The task
Copy every line that mentions the word "nCOMMUNICATIONS".

# START OF Exercise data

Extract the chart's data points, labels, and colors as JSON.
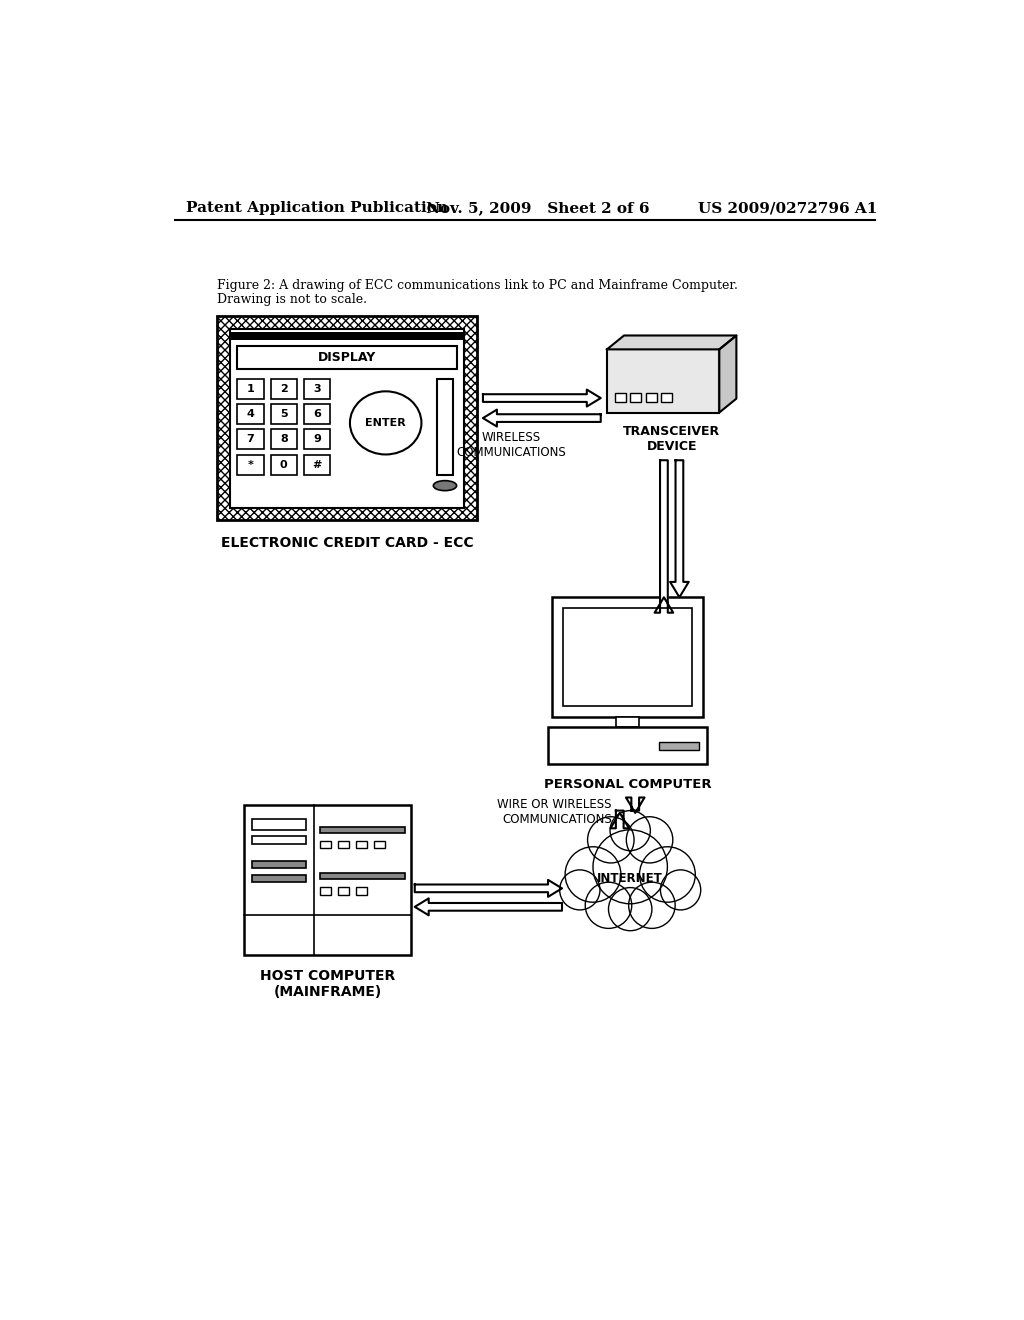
{
  "title_left": "Patent Application Publication",
  "title_mid": "Nov. 5, 2009   Sheet 2 of 6",
  "title_right": "US 2009/0272796 A1",
  "caption_line1": "Figure 2: A drawing of ECC communications link to PC and Mainframe Computer.",
  "caption_line2": "Drawing is not to scale.",
  "ecc_label": "ELECTRONIC CREDIT CARD - ECC",
  "wireless_label": "WIRELESS\nCOMMUNICATIONS",
  "transceiver_label": "TRANSCEIVER\nDEVICE",
  "pc_label": "PERSONAL COMPUTER",
  "wire_label": "WIRE OR WIRELESS\nCOMMUNICATIONS",
  "internet_label": "INTERNET",
  "host_label": "HOST COMPUTER\n(MAINFRAME)",
  "bg_color": "#ffffff"
}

# END OF Exercise data

Right answer
  "wireless_label": "WIRELESS\nCOMMUNICATIONS",
  "wire_label": "WIRE OR WIRELESS\nCOMMUNICATIONS",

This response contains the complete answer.